#### Exercise:
Every line from the one with "Read out every word on this page." to the end of the data needs to be copied exactly, and no line before it.

#### Supplied data:
======
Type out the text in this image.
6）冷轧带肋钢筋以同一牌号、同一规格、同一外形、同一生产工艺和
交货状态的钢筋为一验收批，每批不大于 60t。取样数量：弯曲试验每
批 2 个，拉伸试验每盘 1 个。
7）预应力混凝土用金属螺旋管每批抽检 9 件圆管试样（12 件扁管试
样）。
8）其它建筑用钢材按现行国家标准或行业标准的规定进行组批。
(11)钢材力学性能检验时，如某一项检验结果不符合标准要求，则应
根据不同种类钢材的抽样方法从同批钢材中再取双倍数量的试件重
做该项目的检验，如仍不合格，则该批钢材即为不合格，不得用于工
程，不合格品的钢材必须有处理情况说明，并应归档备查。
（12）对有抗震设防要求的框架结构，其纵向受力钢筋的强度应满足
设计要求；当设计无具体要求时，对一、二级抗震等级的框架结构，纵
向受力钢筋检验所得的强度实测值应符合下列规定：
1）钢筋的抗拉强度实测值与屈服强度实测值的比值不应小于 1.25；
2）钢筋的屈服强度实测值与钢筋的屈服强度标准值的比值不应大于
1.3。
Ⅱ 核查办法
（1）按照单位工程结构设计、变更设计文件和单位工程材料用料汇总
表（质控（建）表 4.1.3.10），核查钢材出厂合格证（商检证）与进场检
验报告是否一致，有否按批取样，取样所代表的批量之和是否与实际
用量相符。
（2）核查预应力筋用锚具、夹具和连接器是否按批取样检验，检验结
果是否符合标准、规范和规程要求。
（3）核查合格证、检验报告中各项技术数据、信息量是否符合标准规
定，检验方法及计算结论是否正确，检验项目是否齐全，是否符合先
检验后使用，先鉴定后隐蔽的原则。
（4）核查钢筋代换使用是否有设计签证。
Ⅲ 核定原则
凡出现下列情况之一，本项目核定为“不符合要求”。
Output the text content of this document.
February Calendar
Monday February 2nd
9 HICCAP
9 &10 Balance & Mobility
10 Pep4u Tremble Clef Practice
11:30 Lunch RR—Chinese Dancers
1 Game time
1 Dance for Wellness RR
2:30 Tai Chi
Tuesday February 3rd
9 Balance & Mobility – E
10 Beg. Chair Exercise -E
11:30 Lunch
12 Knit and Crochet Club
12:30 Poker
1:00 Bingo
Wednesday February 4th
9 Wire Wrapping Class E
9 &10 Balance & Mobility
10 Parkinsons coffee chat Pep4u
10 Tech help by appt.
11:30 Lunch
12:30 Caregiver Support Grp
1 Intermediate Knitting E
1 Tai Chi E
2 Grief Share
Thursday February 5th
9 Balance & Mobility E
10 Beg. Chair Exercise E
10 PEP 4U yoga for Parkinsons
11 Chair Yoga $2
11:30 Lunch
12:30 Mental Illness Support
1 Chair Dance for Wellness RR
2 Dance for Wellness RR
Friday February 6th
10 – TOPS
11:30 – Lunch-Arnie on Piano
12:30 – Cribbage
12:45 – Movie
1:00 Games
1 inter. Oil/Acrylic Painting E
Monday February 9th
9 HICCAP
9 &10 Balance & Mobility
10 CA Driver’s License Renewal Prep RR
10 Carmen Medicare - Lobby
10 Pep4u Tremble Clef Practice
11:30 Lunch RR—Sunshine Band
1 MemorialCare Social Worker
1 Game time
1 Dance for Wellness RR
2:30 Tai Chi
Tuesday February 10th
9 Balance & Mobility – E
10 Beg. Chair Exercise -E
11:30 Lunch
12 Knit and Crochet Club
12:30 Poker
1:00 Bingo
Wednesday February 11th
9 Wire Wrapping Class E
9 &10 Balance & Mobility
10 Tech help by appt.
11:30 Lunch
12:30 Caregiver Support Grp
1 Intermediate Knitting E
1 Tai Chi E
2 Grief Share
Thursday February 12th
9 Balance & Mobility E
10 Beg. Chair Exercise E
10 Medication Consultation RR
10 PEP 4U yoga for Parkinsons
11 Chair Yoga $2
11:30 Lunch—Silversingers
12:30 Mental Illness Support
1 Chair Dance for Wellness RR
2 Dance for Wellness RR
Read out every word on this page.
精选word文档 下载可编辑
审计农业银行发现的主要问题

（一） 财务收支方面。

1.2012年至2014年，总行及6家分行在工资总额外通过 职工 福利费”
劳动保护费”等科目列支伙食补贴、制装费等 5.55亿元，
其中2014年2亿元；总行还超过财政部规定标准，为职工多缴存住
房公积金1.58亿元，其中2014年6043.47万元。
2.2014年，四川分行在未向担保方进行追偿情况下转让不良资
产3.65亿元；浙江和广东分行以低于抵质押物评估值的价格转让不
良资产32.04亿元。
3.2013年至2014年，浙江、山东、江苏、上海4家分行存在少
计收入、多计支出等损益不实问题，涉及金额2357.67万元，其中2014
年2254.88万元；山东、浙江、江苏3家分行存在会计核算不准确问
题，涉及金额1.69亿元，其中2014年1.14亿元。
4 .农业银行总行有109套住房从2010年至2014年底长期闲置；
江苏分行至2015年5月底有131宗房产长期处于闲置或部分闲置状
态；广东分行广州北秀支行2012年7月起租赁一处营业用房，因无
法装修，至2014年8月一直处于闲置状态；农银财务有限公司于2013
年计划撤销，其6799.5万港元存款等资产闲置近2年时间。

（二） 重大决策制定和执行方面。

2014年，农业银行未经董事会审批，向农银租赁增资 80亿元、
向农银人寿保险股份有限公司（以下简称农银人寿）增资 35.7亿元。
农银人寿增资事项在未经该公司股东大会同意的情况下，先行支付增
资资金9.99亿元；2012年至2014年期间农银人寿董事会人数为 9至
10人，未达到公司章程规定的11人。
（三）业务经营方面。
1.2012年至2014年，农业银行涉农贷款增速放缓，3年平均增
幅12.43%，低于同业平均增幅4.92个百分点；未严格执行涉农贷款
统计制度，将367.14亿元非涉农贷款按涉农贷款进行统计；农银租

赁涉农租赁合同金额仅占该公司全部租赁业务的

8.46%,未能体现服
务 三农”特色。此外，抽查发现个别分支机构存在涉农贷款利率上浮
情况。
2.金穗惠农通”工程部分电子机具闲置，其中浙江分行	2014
======
#### Output for this exercise:
Read out every word on this page.
精选word文档 下载可编辑
审计农业银行发现的主要问题

（一） 财务收支方面。

1.2012年至2014年，总行及6家分行在工资总额外通过 职工 福利费”
劳动保护费”等科目列支伙食补贴、制装费等 5.55亿元，
其中2014年2亿元；总行还超过财政部规定标准，为职工多缴存住
房公积金1.58亿元，其中2014年6043.47万元。
2.2014年，四川分行在未向担保方进行追偿情况下转让不良资
产3.65亿元；浙江和广东分行以低于抵质押物评估值的价格转让不
良资产32.04亿元。
3.2013年至2014年，浙江、山东、江苏、上海4家分行存在少
计收入、多计支出等损益不实问题，涉及金额2357.67万元，其中2014
年2254.88万元；山东、浙江、江苏3家分行存在会计核算不准确问
题，涉及金额1.69亿元，其中2014年1.14亿元。
4 .农业银行总行有109套住房从2010年至2014年底长期闲置；
江苏分行至2015年5月底有131宗房产长期处于闲置或部分闲置状
态；广东分行广州北秀支行2012年7月起租赁一处营业用房，因无
法装修，至2014年8月一直处于闲置状态；农银财务有限公司于2013
年计划撤销，其6799.5万港元存款等资产闲置近2年时间。

（二） 重大决策制定和执行方面。

2014年，农业银行未经董事会审批，向农银租赁增资 80亿元、
向农银人寿保险股份有限公司（以下简称农银人寿）增资 35.7亿元。
农银人寿增资事项在未经该公司股东大会同意的情况下，先行支付增
资资金9.99亿元；2012年至2014年期间农银人寿董事会人数为 9至
10人，未达到公司章程规定的11人。
（三）业务经营方面。
1.2012年至2014年，农业银行涉农贷款增速放缓，3年平均增
幅12.43%，低于同业平均增幅4.92个百分点；未严格执行涉农贷款
统计制度，将367.14亿元非涉农贷款按涉农贷款进行统计；农银租

赁涉农租赁合同金额仅占该公司全部租赁业务的

8.46%,未能体现服
务 三农”特色。此外，抽查发现个别分支机构存在涉农贷款利率上浮
情况。
2.金穗惠农通”工程部分电子机具闲置，其中浙江分行	2014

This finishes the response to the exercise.